- Try it -
Your response should be every line of the data, written out exactly.

- Information provided -
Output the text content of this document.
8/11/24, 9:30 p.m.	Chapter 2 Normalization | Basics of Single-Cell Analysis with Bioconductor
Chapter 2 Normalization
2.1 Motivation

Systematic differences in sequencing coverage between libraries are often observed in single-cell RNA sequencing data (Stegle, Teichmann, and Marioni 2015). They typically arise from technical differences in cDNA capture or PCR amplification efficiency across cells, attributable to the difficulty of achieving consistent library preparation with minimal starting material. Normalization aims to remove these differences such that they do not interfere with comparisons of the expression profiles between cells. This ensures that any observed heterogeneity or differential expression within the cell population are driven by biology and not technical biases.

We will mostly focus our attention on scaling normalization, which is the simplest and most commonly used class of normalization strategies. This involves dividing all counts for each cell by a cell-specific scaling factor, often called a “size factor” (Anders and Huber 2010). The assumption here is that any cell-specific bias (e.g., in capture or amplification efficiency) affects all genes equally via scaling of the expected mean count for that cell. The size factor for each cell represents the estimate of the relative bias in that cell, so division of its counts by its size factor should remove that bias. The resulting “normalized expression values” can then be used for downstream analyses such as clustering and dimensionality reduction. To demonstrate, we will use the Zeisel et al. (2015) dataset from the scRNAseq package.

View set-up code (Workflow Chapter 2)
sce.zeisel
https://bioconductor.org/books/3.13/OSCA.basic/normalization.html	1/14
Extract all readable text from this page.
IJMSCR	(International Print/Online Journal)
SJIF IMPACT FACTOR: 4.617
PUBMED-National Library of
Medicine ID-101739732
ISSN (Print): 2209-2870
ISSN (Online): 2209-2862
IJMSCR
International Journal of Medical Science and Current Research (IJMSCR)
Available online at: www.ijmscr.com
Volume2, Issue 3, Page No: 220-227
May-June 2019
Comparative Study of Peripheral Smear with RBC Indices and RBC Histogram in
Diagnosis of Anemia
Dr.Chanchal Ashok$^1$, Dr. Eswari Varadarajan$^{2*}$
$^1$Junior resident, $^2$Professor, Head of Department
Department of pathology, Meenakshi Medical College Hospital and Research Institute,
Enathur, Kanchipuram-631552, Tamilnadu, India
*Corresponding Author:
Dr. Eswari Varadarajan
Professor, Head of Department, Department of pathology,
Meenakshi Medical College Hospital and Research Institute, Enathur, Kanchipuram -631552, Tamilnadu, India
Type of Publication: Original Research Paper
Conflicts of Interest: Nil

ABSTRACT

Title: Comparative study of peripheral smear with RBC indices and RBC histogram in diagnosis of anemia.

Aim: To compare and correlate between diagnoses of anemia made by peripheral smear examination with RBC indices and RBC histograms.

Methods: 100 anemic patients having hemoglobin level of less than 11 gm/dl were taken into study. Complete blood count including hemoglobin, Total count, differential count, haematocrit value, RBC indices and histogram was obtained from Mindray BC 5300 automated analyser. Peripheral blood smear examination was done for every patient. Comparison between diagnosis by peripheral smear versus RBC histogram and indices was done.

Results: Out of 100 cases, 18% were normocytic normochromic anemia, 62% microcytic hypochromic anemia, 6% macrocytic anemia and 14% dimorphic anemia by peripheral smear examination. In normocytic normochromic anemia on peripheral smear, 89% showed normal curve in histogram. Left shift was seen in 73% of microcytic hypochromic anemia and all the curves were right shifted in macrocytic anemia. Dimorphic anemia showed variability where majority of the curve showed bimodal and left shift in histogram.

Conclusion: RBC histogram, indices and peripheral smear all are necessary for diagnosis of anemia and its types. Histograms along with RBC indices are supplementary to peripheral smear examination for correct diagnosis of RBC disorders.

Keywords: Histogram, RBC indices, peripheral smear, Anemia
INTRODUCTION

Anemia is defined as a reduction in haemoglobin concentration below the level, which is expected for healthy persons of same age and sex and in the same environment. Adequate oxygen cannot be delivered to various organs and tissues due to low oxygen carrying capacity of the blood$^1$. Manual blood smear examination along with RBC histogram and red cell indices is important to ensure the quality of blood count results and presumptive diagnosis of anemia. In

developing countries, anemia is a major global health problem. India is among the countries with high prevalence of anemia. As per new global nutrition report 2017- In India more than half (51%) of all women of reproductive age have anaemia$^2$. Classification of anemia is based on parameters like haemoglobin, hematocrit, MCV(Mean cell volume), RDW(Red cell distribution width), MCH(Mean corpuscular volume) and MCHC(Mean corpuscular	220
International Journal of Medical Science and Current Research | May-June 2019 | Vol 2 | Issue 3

- Response box -
Output the text content of this document.
8/11/24, 9:30 p.m.	Chapter 2 Normalization | Basics of Single-Cell Analysis with Bioconductor
Chapter 2 Normalization
2.1 Motivation

Systematic differences in sequencing coverage between libraries are often observed in single-cell RNA sequencing data (Stegle, Teichmann, and Marioni 2015). They typically arise from technical differences in cDNA capture or PCR amplification efficiency across cells, attributable to the difficulty of achieving consistent library preparation with minimal starting material. Normalization aims to remove these differences such that they do not interfere with comparisons of the expression profiles between cells. This ensures that any observed heterogeneity or differential expression within the cell population are driven by biology and not technical biases.

We will mostly focus our attention on scaling normalization, which is the simplest and most commonly used class of normalization strategies. This involves dividing all counts for each cell by a cell-specific scaling factor, often called a “size factor” (Anders and Huber 2010). The assumption here is that any cell-specific bias (e.g., in capture or amplification efficiency) affects all genes equally via scaling of the expected mean count for that cell. The size factor for each cell represents the estimate of the relative bias in that cell, so division of its counts by its size factor should remove that bias. The resulting “normalized expression values” can then be used for downstream analyses such as clustering and dimensionality reduction. To demonstrate, we will use the Zeisel et al. (2015) dataset from the scRNAseq package.

View set-up code (Workflow Chapter 2)
sce.zeisel
https://bioconductor.org/books/3.13/OSCA.basic/normalization.html	1/14
Extract all readable text from this page.
IJMSCR	(International Print/Online Journal)
SJIF IMPACT FACTOR: 4.617
PUBMED-National Library of
Medicine ID-101739732
ISSN (Print): 2209-2870
ISSN (Online): 2209-2862
IJMSCR
International Journal of Medical Science and Current Research (IJMSCR)
Available online at: www.ijmscr.com
Volume2, Issue 3, Page No: 220-227
May-June 2019
Comparative Study of Peripheral Smear with RBC Indices and RBC Histogram in
Diagnosis of Anemia
Dr.Chanchal Ashok$^1$, Dr. Eswari Varadarajan$^{2*}$
$^1$Junior resident, $^2$Professor, Head of Department
Department of pathology, Meenakshi Medical College Hospital and Research Institute,
Enathur, Kanchipuram-631552, Tamilnadu, India
*Corresponding Author:
Dr. Eswari Varadarajan
Professor, Head of Department, Department of pathology,
Meenakshi Medical College Hospital and Research Institute, Enathur, Kanchipuram -631552, Tamilnadu, India
Type of Publication: Original Research Paper
Conflicts of Interest: Nil

ABSTRACT

Title: Comparative study of peripheral smear with RBC indices and RBC histogram in diagnosis of anemia.

Aim: To compare and correlate between diagnoses of anemia made by peripheral smear examination with RBC indices and RBC histograms.

Methods: 100 anemic patients having hemoglobin level of less than 11 gm/dl were taken into study. Complete blood count including hemoglobin, Total count, differential count, haematocrit value, RBC indices and histogram was obtained from Mindray BC 5300 automated analyser. Peripheral blood smear examination was done for every patient. Comparison between diagnosis by peripheral smear versus RBC histogram and indices was done.

Results: Out of 100 cases, 18% were normocytic normochromic anemia, 62% microcytic hypochromic anemia, 6% macrocytic anemia and 14% dimorphic anemia by peripheral smear examination. In normocytic normochromic anemia on peripheral smear, 89% showed normal curve in histogram. Left shift was seen in 73% of microcytic hypochromic anemia and all the curves were right shifted in macrocytic anemia. Dimorphic anemia showed variability where majority of the curve showed bimodal and left shift in histogram.

Conclusion: RBC histogram, indices and peripheral smear all are necessary for diagnosis of anemia and its types. Histograms along with RBC indices are supplementary to peripheral smear examination for correct diagnosis of RBC disorders.

Keywords: Histogram, RBC indices, peripheral smear, Anemia
INTRODUCTION

Anemia is defined as a reduction in haemoglobin concentration below the level, which is expected for healthy persons of same age and sex and in the same environment. Adequate oxygen cannot be delivered to various organs and tissues due to low oxygen carrying capacity of the blood$^1$. Manual blood smear examination along with RBC histogram and red cell indices is important to ensure the quality of blood count results and presumptive diagnosis of anemia. In

developing countries, anemia is a major global health problem. India is among the countries with high prevalence of anemia. As per new global nutrition report 2017- In India more than half (51%) of all women of reproductive age have anaemia$^2$. Classification of anemia is based on parameters like haemoglobin, hematocrit, MCV(Mean cell volume), RDW(Red cell distribution width), MCH(Mean corpuscular volume) and MCHC(Mean corpuscular	220
International Journal of Medical Science and Current Research | May-June 2019 | Vol 2 | Issue 3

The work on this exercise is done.